• Set task: Quote the entries in full, character for character, without their images.

• Material for the task:
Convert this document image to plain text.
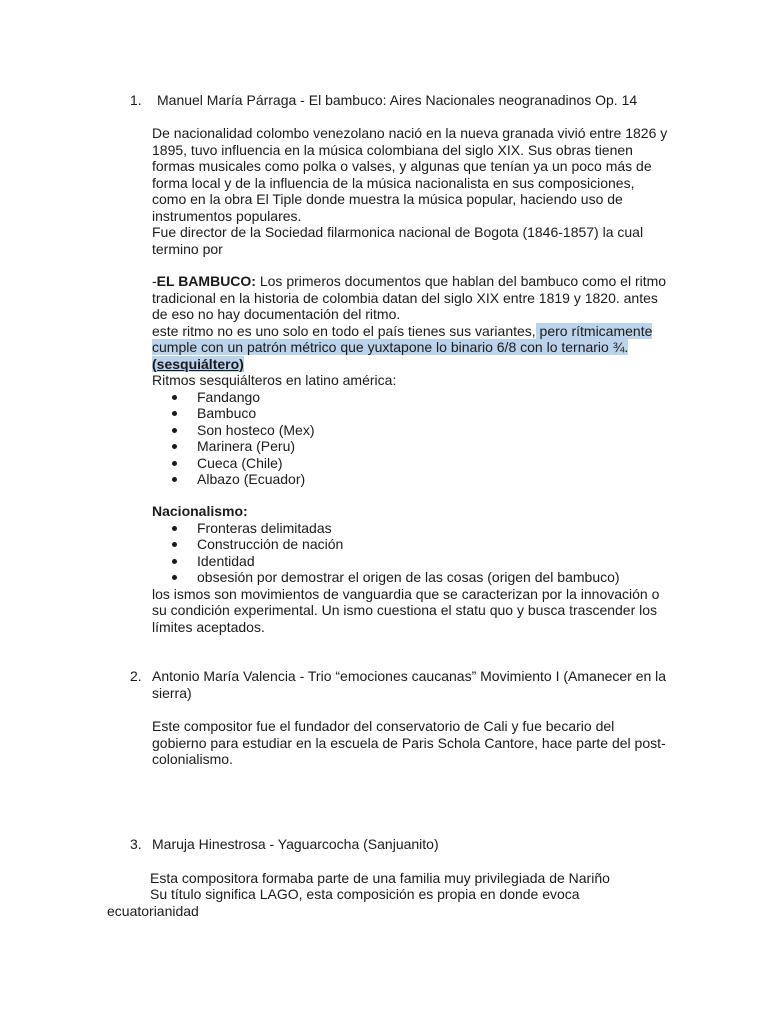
1. Manuel María Párraga - El bambuco: Aires Nacionales neogranadinos Op. 14

De nacionalidad colombo venezolano nació en la nueva granada vivió entre 1826 y

1895, tuvo influencia en la música colombiana del siglo XIX. Sus obras tienen

formas musicales como polka o valses, y algunas que tenían ya un poco más de

forma local y de la influencia de la música nacionalista en sus composiciones,

como en la obra El Tiple donde muestra la música popular, haciendo uso de

instrumentos populares.

Fue director de la Sociedad filarmonica nacional de Bogota (1846-1857) la cual

termino por

-EL BAMBUCO: Los primeros documentos que hablan del bambuco como el ritmo

tradicional en la historia de colombia datan del siglo XIX entre 1819 y 1820. antes

de eso no hay documentación del ritmo.

este ritmo no es uno solo en todo el país tienes sus variantes, pero rítmicamente

cumple con un patrón métrico que yuxtapone lo binario 6/8 con lo ternario ¾.

(sesquiáltero)

Ritmos sesquiálteros en latino américa:

Fandango
Bambuco
Son hosteco (Mex)
Marinera (Peru)
Cueca (Chile)
Albazo (Ecuador)

Nacionalismo:

Fronteras delimitadas
Construcción de nación
Identidad
obsesión por demostrar el origen de las cosas (origen del bambuco)

los ismos son movimientos de vanguardia que se caracterizan por la innovación o

su condición experimental. Un ismo cuestiona el statu quo y busca trascender los

límites aceptados.

2. Antonio María Valencia - Trio “emociones caucanas” Movimiento I (Amanecer en la

sierra)

Este compositor fue el fundador del conservatorio de Cali y fue becario del

gobierno para estudiar en la escuela de Paris Schola Cantore, hace parte del post-

colonialismo.

3. Maruja Hinestrosa - Yaguarcocha (Sanjuanito)
Esta compositora formaba parte de una familia muy privilegiada de Nariño
Su título significa LAGO, esta composición es propia en donde evoca
ecuatorianidad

• Answer for this exercise:
Convert this document image to plain text.
1. Manuel María Párraga - El bambuco: Aires Nacionales neogranadinos Op. 14

De nacionalidad colombo venezolano nació en la nueva granada vivió entre 1826 y

1895, tuvo influencia en la música colombiana del siglo XIX. Sus obras tienen

formas musicales como polka o valses, y algunas que tenían ya un poco más de

forma local y de la influencia de la música nacionalista en sus composiciones,

como en la obra El Tiple donde muestra la música popular, haciendo uso de

instrumentos populares.

Fue director de la Sociedad filarmonica nacional de Bogota (1846-1857) la cual

termino por

-EL BAMBUCO: Los primeros documentos que hablan del bambuco como el ritmo

tradicional en la historia de colombia datan del siglo XIX entre 1819 y 1820. antes

de eso no hay documentación del ritmo.

este ritmo no es uno solo en todo el país tienes sus variantes, pero rítmicamente

cumple con un patrón métrico que yuxtapone lo binario 6/8 con lo ternario ¾.

(sesquiáltero)

Ritmos sesquiálteros en latino américa:

Fandango
Bambuco
Son hosteco (Mex)
Marinera (Peru)
Cueca (Chile)
Albazo (Ecuador)

Nacionalismo:

Fronteras delimitadas
Construcción de nación
Identidad
obsesión por demostrar el origen de las cosas (origen del bambuco)

los ismos son movimientos de vanguardia que se caracterizan por la innovación o

su condición experimental. Un ismo cuestiona el statu quo y busca trascender los

límites aceptados.

2. Antonio María Valencia - Trio “emociones caucanas” Movimiento I (Amanecer en la

sierra)

Este compositor fue el fundador del conservatorio de Cali y fue becario del

gobierno para estudiar en la escuela de Paris Schola Cantore, hace parte del post-

colonialismo.

3. Maruja Hinestrosa - Yaguarcocha (Sanjuanito)
Esta compositora formaba parte de una familia muy privilegiada de Nariño
Su título significa LAGO, esta composición es propia en donde evoca
ecuatorianidad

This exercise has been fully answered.